— Begin AVAILABLE DATA —
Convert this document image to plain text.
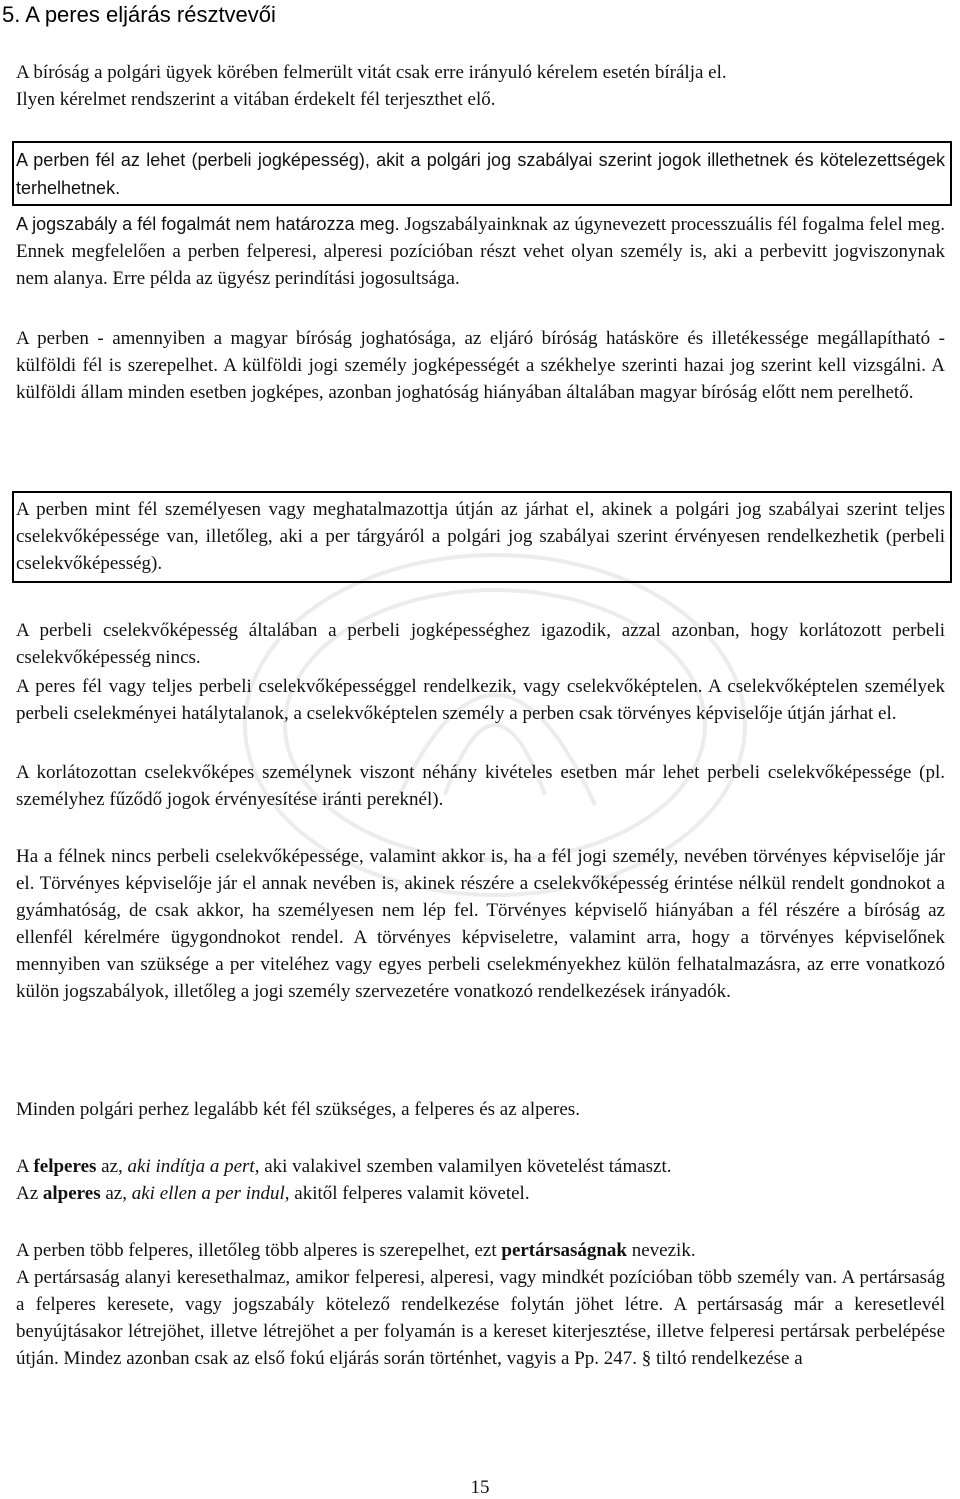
5. A peres eljárás résztvevői

A bíróság a polgári ügyek körében felmerült vitát csak erre irányuló kérelem esetén bírálja el.
Ilyen kérelmet rendszerint a vitában érdekelt fél terjeszthet elő.

A perben fél az lehet (perbeli jogképesség), akit a polgári jog szabályai szerint jogok illethetnek és kötelezettségek terhelhetnek.

A jogszabály a fél fogalmát nem határozza meg. Jogszabályainknak az úgynevezett processzuális fél fogalma felel meg. Ennek megfelelően a perben felperesi, alperesi pozícióban részt vehet olyan személy is, aki a perbevitt jogviszonynak nem alanya. Erre példa az ügyész perindítási jogosultsága.

A perben - amennyiben a magyar bíróság joghatósága, az eljáró bíróság hatásköre és illetékessége megállapítható - külföldi fél is szerepelhet. A külföldi jogi személy jogképességét a székhelye szerinti hazai jog szerint kell vizsgálni. A külföldi állam minden esetben jogképes, azonban joghatóság hiányában általában magyar bíróság előtt nem perelhető.

A perben mint fél személyesen vagy meghatalmazottja útján az járhat el, akinek a polgári jog szabályai szerint teljes cselekvőképessége van, illetőleg, aki a per tárgyáról a polgári jog szabályai szerint érvényesen rendelkezhetik (perbeli cselekvőképesség).

A perbeli cselekvőképesség általában a perbeli jogképességhez igazodik, azzal azonban, hogy korlátozott perbeli cselekvőképesség nincs.

A peres fél vagy teljes perbeli cselekvőképességgel rendelkezik, vagy cselekvőképtelen. A cselekvőképtelen személyek perbeli cselekményei hatálytalanok, a cselekvőképtelen személy a perben csak törvényes képviselője útján járhat el.

A korlátozottan cselekvőképes személynek viszont néhány kivételes esetben már lehet perbeli cselekvőképessége (pl. személyhez fűződő jogok érvényesítése iránti pereknél).

Ha a félnek nincs perbeli cselekvőképessége, valamint akkor is, ha a fél jogi személy, nevében törvényes képviselője jár el. Törvényes képviselője jár el annak nevében is, akinek részére a cselekvőképesség érintése nélkül rendelt gondnokot a gyámhatóság, de csak akkor, ha személyesen nem lép fel. Törvényes képviselő hiányában a fél részére a bíróság az ellenfél kérelmére ügygondnokot rendel. A törvényes képviseletre, valamint arra, hogy a törvényes képviselőnek mennyiben van szüksége a per viteléhez vagy egyes perbeli cselekményekhez külön felhatalmazásra, az erre vonatkozó külön jogszabályok, illetőleg a jogi személy szervezetére vonatkozó rendelkezések irányadók.

Minden polgári perhez legalább két fél szükséges, a felperes és az alperes.

A felperes az, aki indítja a pert, aki valakivel szemben valamilyen követelést támaszt.
Az alperes az, aki ellen a per indul, akitől felperes valamit követel.

A perben több felperes, illetőleg több alperes is szerepelhet, ezt pertársaságnak nevezik.

A pertársaság alanyi keresethalmaz, amikor felperesi, alperesi, vagy mindkét pozícióban több személy van. A pertársaság a felperes keresete, vagy jogszabály kötelező rendelkezése folytán jöhet létre. A pertársaság már a keresetlevél benyújtásakor létrejöhet, illetve létrejöhet a per folyamán is a kereset kiterjesztése, illetve felperesi pertársak perbelépése útján. Mindez azonban csak az első fokú eljárás során történhet, vagyis a Pp. 247. § tiltó rendelkezése a

15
— End AVAILABLE DATA —
*EXERCISE DIRECTIONS*: Leave the pictures out and output the rest of the listing exactly.

*RESPONSE*:
Convert this document image to plain text.
5. A peres eljárás résztvevői

A bíróság a polgári ügyek körében felmerült vitát csak erre irányuló kérelem esetén bírálja el.
Ilyen kérelmet rendszerint a vitában érdekelt fél terjeszthet elő.

A perben fél az lehet (perbeli jogképesség), akit a polgári jog szabályai szerint jogok illethetnek és kötelezettségek terhelhetnek.

A jogszabály a fél fogalmát nem határozza meg. Jogszabályainknak az úgynevezett processzuális fél fogalma felel meg. Ennek megfelelően a perben felperesi, alperesi pozícióban részt vehet olyan személy is, aki a perbevitt jogviszonynak nem alanya. Erre példa az ügyész perindítási jogosultsága.

A perben - amennyiben a magyar bíróság joghatósága, az eljáró bíróság hatásköre és illetékessége megállapítható - külföldi fél is szerepelhet. A külföldi jogi személy jogképességét a székhelye szerinti hazai jog szerint kell vizsgálni. A külföldi állam minden esetben jogképes, azonban joghatóság hiányában általában magyar bíróság előtt nem perelhető.

A perben mint fél személyesen vagy meghatalmazottja útján az járhat el, akinek a polgári jog szabályai szerint teljes cselekvőképessége van, illetőleg, aki a per tárgyáról a polgári jog szabályai szerint érvényesen rendelkezhetik (perbeli cselekvőképesség).

A perbeli cselekvőképesség általában a perbeli jogképességhez igazodik, azzal azonban, hogy korlátozott perbeli cselekvőképesség nincs.

A peres fél vagy teljes perbeli cselekvőképességgel rendelkezik, vagy cselekvőképtelen. A cselekvőképtelen személyek perbeli cselekményei hatálytalanok, a cselekvőképtelen személy a perben csak törvényes képviselője útján járhat el.

A korlátozottan cselekvőképes személynek viszont néhány kivételes esetben már lehet perbeli cselekvőképessége (pl. személyhez fűződő jogok érvényesítése iránti pereknél).

Ha a félnek nincs perbeli cselekvőképessége, valamint akkor is, ha a fél jogi személy, nevében törvényes képviselője jár el. Törvényes képviselője jár el annak nevében is, akinek részére a cselekvőképesség érintése nélkül rendelt gondnokot a gyámhatóság, de csak akkor, ha személyesen nem lép fel. Törvényes képviselő hiányában a fél részére a bíróság az ellenfél kérelmére ügygondnokot rendel. A törvényes képviseletre, valamint arra, hogy a törvényes képviselőnek mennyiben van szüksége a per viteléhez vagy egyes perbeli cselekményekhez külön felhatalmazásra, az erre vonatkozó külön jogszabályok, illetőleg a jogi személy szervezetére vonatkozó rendelkezések irányadók.

Minden polgári perhez legalább két fél szükséges, a felperes és az alperes.

A felperes az, aki indítja a pert, aki valakivel szemben valamilyen követelést támaszt.
Az alperes az, aki ellen a per indul, akitől felperes valamit követel.

A perben több felperes, illetőleg több alperes is szerepelhet, ezt pertársaságnak nevezik.

A pertársaság alanyi keresethalmaz, amikor felperesi, alperesi, vagy mindkét pozícióban több személy van. A pertársaság a felperes keresete, vagy jogszabály kötelező rendelkezése folytán jöhet létre. A pertársaság már a keresetlevél benyújtásakor létrejöhet, illetve létrejöhet a per folyamán is a kereset kiterjesztése, illetve felperesi pertársak perbelépése útján. Mindez azonban csak az első fokú eljárás során történhet, vagyis a Pp. 247. § tiltó rendelkezése a

15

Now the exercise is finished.